TASK OBJECTIVE:
Repeat, without any change, the entries presented below.
•••••
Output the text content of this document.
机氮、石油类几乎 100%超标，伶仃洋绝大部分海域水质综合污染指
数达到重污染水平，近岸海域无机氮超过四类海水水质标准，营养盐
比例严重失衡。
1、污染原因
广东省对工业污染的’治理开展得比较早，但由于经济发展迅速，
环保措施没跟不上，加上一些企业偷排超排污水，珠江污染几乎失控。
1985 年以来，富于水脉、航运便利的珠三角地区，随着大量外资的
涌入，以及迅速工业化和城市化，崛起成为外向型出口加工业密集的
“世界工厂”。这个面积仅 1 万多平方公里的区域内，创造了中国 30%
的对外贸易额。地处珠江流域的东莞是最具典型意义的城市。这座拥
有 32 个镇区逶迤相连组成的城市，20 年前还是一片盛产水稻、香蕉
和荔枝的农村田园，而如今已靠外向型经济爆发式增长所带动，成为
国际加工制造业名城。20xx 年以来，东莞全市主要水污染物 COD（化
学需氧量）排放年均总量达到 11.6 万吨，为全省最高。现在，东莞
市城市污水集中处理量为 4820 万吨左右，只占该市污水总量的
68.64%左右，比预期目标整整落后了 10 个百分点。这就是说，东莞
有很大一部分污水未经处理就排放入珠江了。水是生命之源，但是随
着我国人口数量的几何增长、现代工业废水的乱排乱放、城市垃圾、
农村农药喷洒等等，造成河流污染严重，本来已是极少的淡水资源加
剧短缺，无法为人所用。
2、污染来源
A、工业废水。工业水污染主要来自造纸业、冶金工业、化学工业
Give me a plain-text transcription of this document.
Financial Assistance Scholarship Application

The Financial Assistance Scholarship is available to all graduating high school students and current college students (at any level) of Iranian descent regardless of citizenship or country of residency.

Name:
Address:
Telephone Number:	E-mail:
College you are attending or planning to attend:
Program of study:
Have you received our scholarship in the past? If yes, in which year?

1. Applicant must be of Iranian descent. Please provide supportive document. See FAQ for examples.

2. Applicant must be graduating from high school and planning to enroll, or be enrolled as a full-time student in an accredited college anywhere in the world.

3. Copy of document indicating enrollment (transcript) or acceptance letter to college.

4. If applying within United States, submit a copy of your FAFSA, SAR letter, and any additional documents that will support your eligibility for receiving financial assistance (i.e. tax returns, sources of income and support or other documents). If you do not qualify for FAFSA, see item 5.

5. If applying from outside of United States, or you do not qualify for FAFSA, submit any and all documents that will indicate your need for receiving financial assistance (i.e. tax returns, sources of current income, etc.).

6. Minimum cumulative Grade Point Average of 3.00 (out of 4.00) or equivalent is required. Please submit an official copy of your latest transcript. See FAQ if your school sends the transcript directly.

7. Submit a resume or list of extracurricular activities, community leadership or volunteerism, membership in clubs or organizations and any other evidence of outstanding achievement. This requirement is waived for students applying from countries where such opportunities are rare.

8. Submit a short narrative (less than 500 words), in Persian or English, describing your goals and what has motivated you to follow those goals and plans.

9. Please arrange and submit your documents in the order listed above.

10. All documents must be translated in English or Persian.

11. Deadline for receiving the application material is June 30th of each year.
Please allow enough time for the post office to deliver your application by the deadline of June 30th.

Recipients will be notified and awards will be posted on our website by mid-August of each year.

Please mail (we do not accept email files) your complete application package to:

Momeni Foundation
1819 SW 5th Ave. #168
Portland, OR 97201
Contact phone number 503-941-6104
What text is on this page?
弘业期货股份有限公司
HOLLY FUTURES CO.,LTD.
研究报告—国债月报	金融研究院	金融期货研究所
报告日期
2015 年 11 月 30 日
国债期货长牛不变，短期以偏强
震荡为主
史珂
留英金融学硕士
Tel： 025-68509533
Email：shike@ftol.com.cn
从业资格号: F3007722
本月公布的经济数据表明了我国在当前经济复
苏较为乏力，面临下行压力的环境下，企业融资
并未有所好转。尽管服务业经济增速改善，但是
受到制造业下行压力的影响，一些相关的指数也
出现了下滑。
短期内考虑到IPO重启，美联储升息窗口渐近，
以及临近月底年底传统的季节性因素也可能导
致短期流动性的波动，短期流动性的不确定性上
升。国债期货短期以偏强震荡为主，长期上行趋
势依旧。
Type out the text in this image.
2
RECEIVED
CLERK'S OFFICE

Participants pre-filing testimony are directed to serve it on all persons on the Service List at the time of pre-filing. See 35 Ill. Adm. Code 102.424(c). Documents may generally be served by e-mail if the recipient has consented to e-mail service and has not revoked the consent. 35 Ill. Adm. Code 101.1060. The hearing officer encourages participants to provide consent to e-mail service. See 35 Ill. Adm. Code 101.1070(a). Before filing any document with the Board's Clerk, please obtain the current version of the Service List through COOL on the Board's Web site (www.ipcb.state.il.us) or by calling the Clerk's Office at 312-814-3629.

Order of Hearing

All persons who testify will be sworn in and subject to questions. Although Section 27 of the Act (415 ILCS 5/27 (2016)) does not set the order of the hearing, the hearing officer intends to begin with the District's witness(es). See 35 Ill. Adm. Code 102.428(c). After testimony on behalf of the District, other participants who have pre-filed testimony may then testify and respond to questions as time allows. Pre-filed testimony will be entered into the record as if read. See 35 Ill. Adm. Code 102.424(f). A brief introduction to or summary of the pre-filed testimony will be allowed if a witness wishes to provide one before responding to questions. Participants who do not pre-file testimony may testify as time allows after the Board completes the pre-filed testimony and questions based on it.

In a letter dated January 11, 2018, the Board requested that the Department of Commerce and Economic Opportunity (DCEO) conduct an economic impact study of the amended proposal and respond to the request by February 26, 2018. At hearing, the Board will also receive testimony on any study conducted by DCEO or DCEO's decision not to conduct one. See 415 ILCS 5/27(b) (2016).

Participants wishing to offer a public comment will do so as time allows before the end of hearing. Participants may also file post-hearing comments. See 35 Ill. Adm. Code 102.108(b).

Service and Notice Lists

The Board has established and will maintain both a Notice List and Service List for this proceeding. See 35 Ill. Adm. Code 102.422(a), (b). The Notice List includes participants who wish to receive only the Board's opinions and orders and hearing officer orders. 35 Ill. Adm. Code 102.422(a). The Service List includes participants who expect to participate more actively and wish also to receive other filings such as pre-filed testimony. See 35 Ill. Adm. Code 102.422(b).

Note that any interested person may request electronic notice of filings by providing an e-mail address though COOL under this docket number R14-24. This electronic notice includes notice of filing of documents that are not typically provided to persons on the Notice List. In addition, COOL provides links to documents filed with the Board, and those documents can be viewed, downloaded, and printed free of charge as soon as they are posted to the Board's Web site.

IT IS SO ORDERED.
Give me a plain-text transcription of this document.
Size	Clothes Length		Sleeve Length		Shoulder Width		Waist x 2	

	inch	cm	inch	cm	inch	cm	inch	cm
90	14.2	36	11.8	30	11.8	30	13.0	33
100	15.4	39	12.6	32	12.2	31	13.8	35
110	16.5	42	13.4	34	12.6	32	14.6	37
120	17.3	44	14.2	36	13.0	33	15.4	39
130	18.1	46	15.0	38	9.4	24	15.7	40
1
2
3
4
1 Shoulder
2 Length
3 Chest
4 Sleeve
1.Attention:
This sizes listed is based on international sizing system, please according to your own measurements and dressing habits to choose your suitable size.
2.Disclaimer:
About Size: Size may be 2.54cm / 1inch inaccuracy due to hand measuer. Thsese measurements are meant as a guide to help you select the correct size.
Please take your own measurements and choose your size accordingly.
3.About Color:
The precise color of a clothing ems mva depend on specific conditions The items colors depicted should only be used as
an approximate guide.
•••••
SOLUTION:
Output the text content of this document.
机氮、石油类几乎 100%超标，伶仃洋绝大部分海域水质综合污染指
数达到重污染水平，近岸海域无机氮超过四类海水水质标准，营养盐
比例严重失衡。
1、污染原因
广东省对工业污染的’治理开展得比较早，但由于经济发展迅速，
环保措施没跟不上，加上一些企业偷排超排污水，珠江污染几乎失控。
1985 年以来，富于水脉、航运便利的珠三角地区，随着大量外资的
涌入，以及迅速工业化和城市化，崛起成为外向型出口加工业密集的
“世界工厂”。这个面积仅 1 万多平方公里的区域内，创造了中国 30%
的对外贸易额。地处珠江流域的东莞是最具典型意义的城市。这座拥
有 32 个镇区逶迤相连组成的城市，20 年前还是一片盛产水稻、香蕉
和荔枝的农村田园，而如今已靠外向型经济爆发式增长所带动，成为
国际加工制造业名城。20xx 年以来，东莞全市主要水污染物 COD（化
学需氧量）排放年均总量达到 11.6 万吨，为全省最高。现在，东莞
市城市污水集中处理量为 4820 万吨左右，只占该市污水总量的
68.64%左右，比预期目标整整落后了 10 个百分点。这就是说，东莞
有很大一部分污水未经处理就排放入珠江了。水是生命之源，但是随
着我国人口数量的几何增长、现代工业废水的乱排乱放、城市垃圾、
农村农药喷洒等等，造成河流污染严重，本来已是极少的淡水资源加
剧短缺，无法为人所用。
2、污染来源
A、工业废水。工业水污染主要来自造纸业、冶金工业、化学工业
Give me a plain-text transcription of this document.
Financial Assistance Scholarship Application

The Financial Assistance Scholarship is available to all graduating high school students and current college students (at any level) of Iranian descent regardless of citizenship or country of residency.

Name:
Address:
Telephone Number:	E-mail:
College you are attending or planning to attend:
Program of study:
Have you received our scholarship in the past? If yes, in which year?

1. Applicant must be of Iranian descent. Please provide supportive document. See FAQ for examples.

2. Applicant must be graduating from high school and planning to enroll, or be enrolled as a full-time student in an accredited college anywhere in the world.

3. Copy of document indicating enrollment (transcript) or acceptance letter to college.

4. If applying within United States, submit a copy of your FAFSA, SAR letter, and any additional documents that will support your eligibility for receiving financial assistance (i.e. tax returns, sources of income and support or other documents). If you do not qualify for FAFSA, see item 5.

5. If applying from outside of United States, or you do not qualify for FAFSA, submit any and all documents that will indicate your need for receiving financial assistance (i.e. tax returns, sources of current income, etc.).

6. Minimum cumulative Grade Point Average of 3.00 (out of 4.00) or equivalent is required. Please submit an official copy of your latest transcript. See FAQ if your school sends the transcript directly.

7. Submit a resume or list of extracurricular activities, community leadership or volunteerism, membership in clubs or organizations and any other evidence of outstanding achievement. This requirement is waived for students applying from countries where such opportunities are rare.

8. Submit a short narrative (less than 500 words), in Persian or English, describing your goals and what has motivated you to follow those goals and plans.

9. Please arrange and submit your documents in the order listed above.

10. All documents must be translated in English or Persian.

11. Deadline for receiving the application material is June 30th of each year.
Please allow enough time for the post office to deliver your application by the deadline of June 30th.

Recipients will be notified and awards will be posted on our website by mid-August of each year.

Please mail (we do not accept email files) your complete application package to:

Momeni Foundation
1819 SW 5th Ave. #168
Portland, OR 97201
Contact phone number 503-941-6104
What text is on this page?
弘业期货股份有限公司
HOLLY FUTURES CO.,LTD.
研究报告—国债月报	金融研究院	金融期货研究所
报告日期
2015 年 11 月 30 日
国债期货长牛不变，短期以偏强
震荡为主
史珂
留英金融学硕士
Tel： 025-68509533
Email：shike@ftol.com.cn
从业资格号: F3007722
本月公布的经济数据表明了我国在当前经济复
苏较为乏力，面临下行压力的环境下，企业融资
并未有所好转。尽管服务业经济增速改善，但是
受到制造业下行压力的影响，一些相关的指数也
出现了下滑。
短期内考虑到IPO重启，美联储升息窗口渐近，
以及临近月底年底传统的季节性因素也可能导
致短期流动性的波动，短期流动性的不确定性上
升。国债期货短期以偏强震荡为主，长期上行趋
势依旧。
Type out the text in this image.
2
RECEIVED
CLERK'S OFFICE

Participants pre-filing testimony are directed to serve it on all persons on the Service List at the time of pre-filing. See 35 Ill. Adm. Code 102.424(c). Documents may generally be served by e-mail if the recipient has consented to e-mail service and has not revoked the consent. 35 Ill. Adm. Code 101.1060. The hearing officer encourages participants to provide consent to e-mail service. See 35 Ill. Adm. Code 101.1070(a). Before filing any document with the Board's Clerk, please obtain the current version of the Service List through COOL on the Board's Web site (www.ipcb.state.il.us) or by calling the Clerk's Office at 312-814-3629.

Order of Hearing

All persons who testify will be sworn in and subject to questions. Although Section 27 of the Act (415 ILCS 5/27 (2016)) does not set the order of the hearing, the hearing officer intends to begin with the District's witness(es). See 35 Ill. Adm. Code 102.428(c). After testimony on behalf of the District, other participants who have pre-filed testimony may then testify and respond to questions as time allows. Pre-filed testimony will be entered into the record as if read. See 35 Ill. Adm. Code 102.424(f). A brief introduction to or summary of the pre-filed testimony will be allowed if a witness wishes to provide one before responding to questions. Participants who do not pre-file testimony may testify as time allows after the Board completes the pre-filed testimony and questions based on it.

In a letter dated January 11, 2018, the Board requested that the Department of Commerce and Economic Opportunity (DCEO) conduct an economic impact study of the amended proposal and respond to the request by February 26, 2018. At hearing, the Board will also receive testimony on any study conducted by DCEO or DCEO's decision not to conduct one. See 415 ILCS 5/27(b) (2016).

Participants wishing to offer a public comment will do so as time allows before the end of hearing. Participants may also file post-hearing comments. See 35 Ill. Adm. Code 102.108(b).

Service and Notice Lists

The Board has established and will maintain both a Notice List and Service List for this proceeding. See 35 Ill. Adm. Code 102.422(a), (b). The Notice List includes participants who wish to receive only the Board's opinions and orders and hearing officer orders. 35 Ill. Adm. Code 102.422(a). The Service List includes participants who expect to participate more actively and wish also to receive other filings such as pre-filed testimony. See 35 Ill. Adm. Code 102.422(b).

Note that any interested person may request electronic notice of filings by providing an e-mail address though COOL under this docket number R14-24. This electronic notice includes notice of filing of documents that are not typically provided to persons on the Notice List. In addition, COOL provides links to documents filed with the Board, and those documents can be viewed, downloaded, and printed free of charge as soon as they are posted to the Board's Web site.

IT IS SO ORDERED.
Give me a plain-text transcription of this document.
Size	Clothes Length		Sleeve Length		Shoulder Width		Waist x 2	

	inch	cm	inch	cm	inch	cm	inch	cm
90	14.2	36	11.8	30	11.8	30	13.0	33
100	15.4	39	12.6	32	12.2	31	13.8	35
110	16.5	42	13.4	34	12.6	32	14.6	37
120	17.3	44	14.2	36	13.0	33	15.4	39
130	18.1	46	15.0	38	9.4	24	15.7	40
1
2
3
4
1 Shoulder
2 Length
3 Chest
4 Sleeve
1.Attention:
This sizes listed is based on international sizing system, please according to your own measurements and dressing habits to choose your suitable size.
2.Disclaimer:
About Size: Size may be 2.54cm / 1inch inaccuracy due to hand measuer. Thsese measurements are meant as a guide to help you select the correct size.
Please take your own measurements and choose your size accordingly.
3.About Color:
The precise color of a clothing ems mva depend on specific conditions The items colors depicted should only be used as
an approximate guide.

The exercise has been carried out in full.